• _RAW RECORDS_
————
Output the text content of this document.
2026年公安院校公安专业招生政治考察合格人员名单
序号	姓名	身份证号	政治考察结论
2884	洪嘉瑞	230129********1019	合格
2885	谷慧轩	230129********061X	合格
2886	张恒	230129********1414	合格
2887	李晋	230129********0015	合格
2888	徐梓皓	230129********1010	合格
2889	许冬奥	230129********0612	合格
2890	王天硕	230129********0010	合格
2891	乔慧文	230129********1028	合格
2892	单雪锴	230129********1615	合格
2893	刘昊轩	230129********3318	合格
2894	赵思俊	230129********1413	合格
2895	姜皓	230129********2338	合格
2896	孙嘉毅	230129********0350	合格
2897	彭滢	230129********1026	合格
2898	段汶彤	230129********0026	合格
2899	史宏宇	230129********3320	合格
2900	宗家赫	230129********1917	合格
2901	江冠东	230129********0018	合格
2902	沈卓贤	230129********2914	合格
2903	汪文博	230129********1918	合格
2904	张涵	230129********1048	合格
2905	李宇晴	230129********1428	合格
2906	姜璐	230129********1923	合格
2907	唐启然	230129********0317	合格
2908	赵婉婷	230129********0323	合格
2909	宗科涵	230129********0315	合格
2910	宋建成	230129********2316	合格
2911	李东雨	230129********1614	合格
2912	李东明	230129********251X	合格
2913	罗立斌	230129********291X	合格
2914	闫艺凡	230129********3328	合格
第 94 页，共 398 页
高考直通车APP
————
• _WHAT NEEDS TO BE DONE_
In full and verbatim, repeat the records given above.

• _FINAL ANSWER_
Output the text content of this document.
2026年公安院校公安专业招生政治考察合格人员名单
序号	姓名	身份证号	政治考察结论
2884	洪嘉瑞	230129********1019	合格
2885	谷慧轩	230129********061X	合格
2886	张恒	230129********1414	合格
2887	李晋	230129********0015	合格
2888	徐梓皓	230129********1010	合格
2889	许冬奥	230129********0612	合格
2890	王天硕	230129********0010	合格
2891	乔慧文	230129********1028	合格
2892	单雪锴	230129********1615	合格
2893	刘昊轩	230129********3318	合格
2894	赵思俊	230129********1413	合格
2895	姜皓	230129********2338	合格
2896	孙嘉毅	230129********0350	合格
2897	彭滢	230129********1026	合格
2898	段汶彤	230129********0026	合格
2899	史宏宇	230129********3320	合格
2900	宗家赫	230129********1917	合格
2901	江冠东	230129********0018	合格
2902	沈卓贤	230129********2914	合格
2903	汪文博	230129********1918	合格
2904	张涵	230129********1048	合格
2905	李宇晴	230129********1428	合格
2906	姜璐	230129********1923	合格
2907	唐启然	230129********0317	合格
2908	赵婉婷	230129********0323	合格
2909	宗科涵	230129********0315	合格
2910	宋建成	230129********2316	合格
2911	李东雨	230129********1614	合格
2912	李东明	230129********251X	合格
2913	罗立斌	230129********291X	合格
2914	闫艺凡	230129********3328	合格
第 94 页，共 398 页
高考直通车APP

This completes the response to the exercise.